[What is being asked] Scan the data beneath this task and copy each line that includes "solidgreen".

[Stored data]
+---+

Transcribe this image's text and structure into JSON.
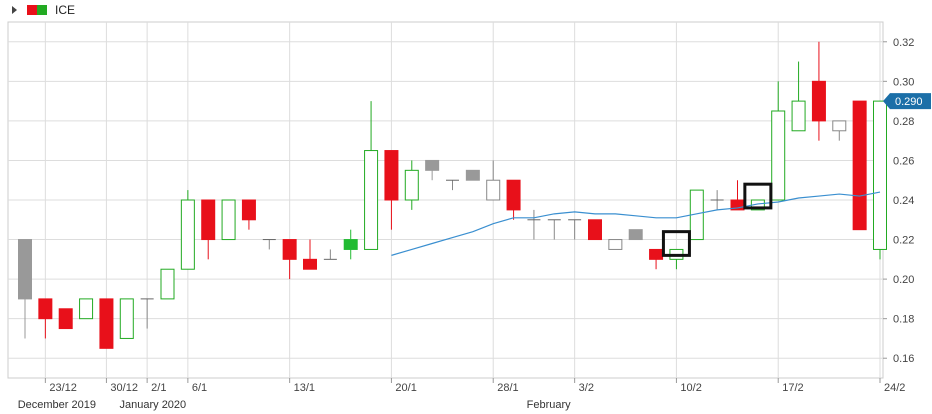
{
  "header": {
    "title": "ICE"
  },
  "chart_data": {
    "type": "candlestick",
    "title": "ICE",
    "ylim": [
      0.15,
      0.33
    ],
    "yticks": [
      0.16,
      0.18,
      0.2,
      0.22,
      0.24,
      0.26,
      0.28,
      0.3,
      0.32
    ],
    "ytick_labels": [
      "0.16",
      "0.18",
      "0.20",
      "0.22",
      "0.24",
      "0.26",
      "0.28",
      "0.30",
      "0.32"
    ],
    "current_price": 0.29,
    "current_price_label": "0.290",
    "x_ticks": [
      {
        "index": 1,
        "label": "23/12"
      },
      {
        "index": 4,
        "label": "30/12"
      },
      {
        "index": 6,
        "label": "2/1"
      },
      {
        "index": 8,
        "label": "6/1"
      },
      {
        "index": 13,
        "label": "13/1"
      },
      {
        "index": 18,
        "label": "20/1"
      },
      {
        "index": 23,
        "label": "28/1"
      },
      {
        "index": 27,
        "label": "3/2"
      },
      {
        "index": 32,
        "label": "10/2"
      },
      {
        "index": 37,
        "label": "17/2"
      },
      {
        "index": 42,
        "label": "24/2"
      }
    ],
    "month_labels": [
      {
        "index": 2,
        "label": "December 2019"
      },
      {
        "index": 7,
        "label": "January 2020"
      },
      {
        "index": 27,
        "label": "February"
      }
    ],
    "candles": [
      {
        "o": 0.22,
        "h": 0.22,
        "l": 0.17,
        "c": 0.19,
        "color": "gray"
      },
      {
        "o": 0.19,
        "h": 0.19,
        "l": 0.17,
        "c": 0.18,
        "color": "red"
      },
      {
        "o": 0.185,
        "h": 0.185,
        "l": 0.175,
        "c": 0.175,
        "color": "red"
      },
      {
        "o": 0.18,
        "h": 0.19,
        "l": 0.18,
        "c": 0.19,
        "color": "green"
      },
      {
        "o": 0.19,
        "h": 0.19,
        "l": 0.165,
        "c": 0.165,
        "color": "red"
      },
      {
        "o": 0.17,
        "h": 0.19,
        "l": 0.17,
        "c": 0.19,
        "color": "green"
      },
      {
        "o": 0.19,
        "h": 0.19,
        "l": 0.175,
        "c": 0.19,
        "color": "doji"
      },
      {
        "o": 0.19,
        "h": 0.205,
        "l": 0.19,
        "c": 0.205,
        "color": "green"
      },
      {
        "o": 0.205,
        "h": 0.245,
        "l": 0.205,
        "c": 0.24,
        "color": "green"
      },
      {
        "o": 0.24,
        "h": 0.24,
        "l": 0.21,
        "c": 0.22,
        "color": "red"
      },
      {
        "o": 0.22,
        "h": 0.24,
        "l": 0.22,
        "c": 0.24,
        "color": "green"
      },
      {
        "o": 0.24,
        "h": 0.24,
        "l": 0.225,
        "c": 0.23,
        "color": "red"
      },
      {
        "o": 0.22,
        "h": 0.22,
        "l": 0.215,
        "c": 0.22,
        "color": "doji"
      },
      {
        "o": 0.22,
        "h": 0.22,
        "l": 0.2,
        "c": 0.21,
        "color": "red"
      },
      {
        "o": 0.21,
        "h": 0.22,
        "l": 0.205,
        "c": 0.205,
        "color": "red"
      },
      {
        "o": 0.21,
        "h": 0.215,
        "l": 0.21,
        "c": 0.21,
        "color": "doji"
      },
      {
        "o": 0.215,
        "h": 0.225,
        "l": 0.21,
        "c": 0.22,
        "color": "solidgreen"
      },
      {
        "o": 0.215,
        "h": 0.29,
        "l": 0.215,
        "c": 0.265,
        "color": "green"
      },
      {
        "o": 0.265,
        "h": 0.265,
        "l": 0.225,
        "c": 0.24,
        "color": "red"
      },
      {
        "o": 0.24,
        "h": 0.26,
        "l": 0.235,
        "c": 0.255,
        "color": "green"
      },
      {
        "o": 0.26,
        "h": 0.26,
        "l": 0.25,
        "c": 0.255,
        "color": "gray"
      },
      {
        "o": 0.25,
        "h": 0.25,
        "l": 0.245,
        "c": 0.25,
        "color": "doji"
      },
      {
        "o": 0.255,
        "h": 0.255,
        "l": 0.25,
        "c": 0.25,
        "color": "gray"
      },
      {
        "o": 0.24,
        "h": 0.26,
        "l": 0.24,
        "c": 0.25,
        "color": "hollowgray"
      },
      {
        "o": 0.25,
        "h": 0.25,
        "l": 0.23,
        "c": 0.235,
        "color": "red"
      },
      {
        "o": 0.23,
        "h": 0.235,
        "l": 0.22,
        "c": 0.23,
        "color": "doji"
      },
      {
        "o": 0.23,
        "h": 0.23,
        "l": 0.22,
        "c": 0.23,
        "color": "doji"
      },
      {
        "o": 0.23,
        "h": 0.23,
        "l": 0.22,
        "c": 0.23,
        "color": "doji"
      },
      {
        "o": 0.23,
        "h": 0.23,
        "l": 0.22,
        "c": 0.22,
        "color": "red"
      },
      {
        "o": 0.215,
        "h": 0.22,
        "l": 0.215,
        "c": 0.22,
        "color": "hollowgray"
      },
      {
        "o": 0.225,
        "h": 0.225,
        "l": 0.22,
        "c": 0.22,
        "color": "gray"
      },
      {
        "o": 0.215,
        "h": 0.215,
        "l": 0.205,
        "c": 0.21,
        "color": "red"
      },
      {
        "o": 0.21,
        "h": 0.215,
        "l": 0.205,
        "c": 0.215,
        "color": "green"
      },
      {
        "o": 0.22,
        "h": 0.245,
        "l": 0.22,
        "c": 0.245,
        "color": "green"
      },
      {
        "o": 0.24,
        "h": 0.245,
        "l": 0.235,
        "c": 0.24,
        "color": "doji"
      },
      {
        "o": 0.24,
        "h": 0.25,
        "l": 0.235,
        "c": 0.235,
        "color": "red"
      },
      {
        "o": 0.235,
        "h": 0.24,
        "l": 0.235,
        "c": 0.24,
        "color": "green"
      },
      {
        "o": 0.24,
        "h": 0.3,
        "l": 0.24,
        "c": 0.285,
        "color": "green"
      },
      {
        "o": 0.275,
        "h": 0.31,
        "l": 0.275,
        "c": 0.29,
        "color": "green"
      },
      {
        "o": 0.3,
        "h": 0.32,
        "l": 0.27,
        "c": 0.28,
        "color": "red"
      },
      {
        "o": 0.275,
        "h": 0.28,
        "l": 0.27,
        "c": 0.28,
        "color": "hollowgray"
      },
      {
        "o": 0.29,
        "h": 0.29,
        "l": 0.225,
        "c": 0.225,
        "color": "red"
      },
      {
        "o": 0.215,
        "h": 0.29,
        "l": 0.21,
        "c": 0.29,
        "color": "green"
      }
    ],
    "moving_average": [
      {
        "index": 18,
        "value": 0.212
      },
      {
        "index": 19,
        "value": 0.215
      },
      {
        "index": 20,
        "value": 0.218
      },
      {
        "index": 21,
        "value": 0.221
      },
      {
        "index": 22,
        "value": 0.224
      },
      {
        "index": 23,
        "value": 0.228
      },
      {
        "index": 24,
        "value": 0.231
      },
      {
        "index": 25,
        "value": 0.231
      },
      {
        "index": 26,
        "value": 0.233
      },
      {
        "index": 27,
        "value": 0.234
      },
      {
        "index": 28,
        "value": 0.233
      },
      {
        "index": 29,
        "value": 0.233
      },
      {
        "index": 30,
        "value": 0.232
      },
      {
        "index": 31,
        "value": 0.231
      },
      {
        "index": 32,
        "value": 0.231
      },
      {
        "index": 33,
        "value": 0.233
      },
      {
        "index": 34,
        "value": 0.235
      },
      {
        "index": 35,
        "value": 0.236
      },
      {
        "index": 36,
        "value": 0.238
      },
      {
        "index": 37,
        "value": 0.239
      },
      {
        "index": 38,
        "value": 0.241
      },
      {
        "index": 39,
        "value": 0.242
      },
      {
        "index": 40,
        "value": 0.243
      },
      {
        "index": 41,
        "value": 0.242
      },
      {
        "index": 42,
        "value": 0.244
      }
    ],
    "highlight_boxes": [
      {
        "index": 32,
        "low": 0.212,
        "high": 0.224
      },
      {
        "index": 36,
        "low": 0.236,
        "high": 0.248
      }
    ],
    "grid": true,
    "colors": {
      "up": "#22aa22",
      "down": "#e8101a",
      "gray": "#999999",
      "solidgreen": "#22bb33",
      "ma": "#3a8fd0",
      "price_label": "#1b6fa8",
      "grid": "#dddddd"
    }
  }
}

+---+

[Final answer]
        "color": "solidgreen"
      "solidgreen": "#22bb33",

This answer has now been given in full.